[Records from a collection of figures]
#####

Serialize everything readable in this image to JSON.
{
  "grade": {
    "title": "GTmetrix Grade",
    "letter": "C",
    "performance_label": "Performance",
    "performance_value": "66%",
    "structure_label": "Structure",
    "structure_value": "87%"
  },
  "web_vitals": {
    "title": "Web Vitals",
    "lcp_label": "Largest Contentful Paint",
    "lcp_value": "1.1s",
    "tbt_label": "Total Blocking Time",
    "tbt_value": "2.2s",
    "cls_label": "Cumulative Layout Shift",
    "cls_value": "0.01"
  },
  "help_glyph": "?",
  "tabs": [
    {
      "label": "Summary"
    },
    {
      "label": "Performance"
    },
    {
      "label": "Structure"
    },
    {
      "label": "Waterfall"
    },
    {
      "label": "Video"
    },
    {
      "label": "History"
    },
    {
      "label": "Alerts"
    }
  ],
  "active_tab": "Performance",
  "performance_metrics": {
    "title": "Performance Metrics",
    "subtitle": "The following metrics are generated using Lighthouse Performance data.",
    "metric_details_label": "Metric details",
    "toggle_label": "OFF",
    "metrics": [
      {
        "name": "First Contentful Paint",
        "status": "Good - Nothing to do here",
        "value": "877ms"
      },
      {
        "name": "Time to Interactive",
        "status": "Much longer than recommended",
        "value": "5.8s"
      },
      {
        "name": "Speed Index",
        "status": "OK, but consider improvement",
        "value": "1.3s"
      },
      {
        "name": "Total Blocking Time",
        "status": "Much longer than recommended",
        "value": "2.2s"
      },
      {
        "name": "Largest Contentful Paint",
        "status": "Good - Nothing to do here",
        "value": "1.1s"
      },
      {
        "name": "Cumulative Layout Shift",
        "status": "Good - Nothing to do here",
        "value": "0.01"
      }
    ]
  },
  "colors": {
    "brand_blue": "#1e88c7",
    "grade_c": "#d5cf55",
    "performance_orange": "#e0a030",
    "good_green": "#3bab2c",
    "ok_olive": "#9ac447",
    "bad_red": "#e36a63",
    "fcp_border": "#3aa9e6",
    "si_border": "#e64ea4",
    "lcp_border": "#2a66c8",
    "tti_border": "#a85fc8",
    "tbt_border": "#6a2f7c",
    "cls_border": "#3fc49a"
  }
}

#####

- Work to be completed -
Your task is to transcribe the listing above in full, exactly as given.

- Reply -
Serialize everything readable in this image to JSON.
{
  "grade": {
    "title": "GTmetrix Grade",
    "letter": "C",
    "performance_label": "Performance",
    "performance_value": "66%",
    "structure_label": "Structure",
    "structure_value": "87%"
  },
  "web_vitals": {
    "title": "Web Vitals",
    "lcp_label": "Largest Contentful Paint",
    "lcp_value": "1.1s",
    "tbt_label": "Total Blocking Time",
    "tbt_value": "2.2s",
    "cls_label": "Cumulative Layout Shift",
    "cls_value": "0.01"
  },
  "help_glyph": "?",
  "tabs": [
    {
      "label": "Summary"
    },
    {
      "label": "Performance"
    },
    {
      "label": "Structure"
    },
    {
      "label": "Waterfall"
    },
    {
      "label": "Video"
    },
    {
      "label": "History"
    },
    {
      "label": "Alerts"
    }
  ],
  "active_tab": "Performance",
  "performance_metrics": {
    "title": "Performance Metrics",
    "subtitle": "The following metrics are generated using Lighthouse Performance data.",
    "metric_details_label": "Metric details",
    "toggle_label": "OFF",
    "metrics": [
      {
        "name": "First Contentful Paint",
        "status": "Good - Nothing to do here",
        "value": "877ms"
      },
      {
        "name": "Time to Interactive",
        "status": "Much longer than recommended",
        "value": "5.8s"
      },
      {
        "name": "Speed Index",
        "status": "OK, but consider improvement",
        "value": "1.3s"
      },
      {
        "name": "Total Blocking Time",
        "status": "Much longer than recommended",
        "value": "2.2s"
      },
      {
        "name": "Largest Contentful Paint",
        "status": "Good - Nothing to do here",
        "value": "1.1s"
      },
      {
        "name": "Cumulative Layout Shift",
        "status": "Good - Nothing to do here",
        "value": "0.01"
      }
    ]
  },
  "colors": {
    "brand_blue": "#1e88c7",
    "grade_c": "#d5cf55",
    "performance_orange": "#e0a030",
    "good_green": "#3bab2c",
    "ok_olive": "#9ac447",
    "bad_red": "#e36a63",
    "fcp_border": "#3aa9e6",
    "si_border": "#e64ea4",
    "lcp_border": "#2a66c8",
    "tti_border": "#a85fc8",
    "tbt_border": "#6a2f7c",
    "cls_border": "#3fc49a"
  }
}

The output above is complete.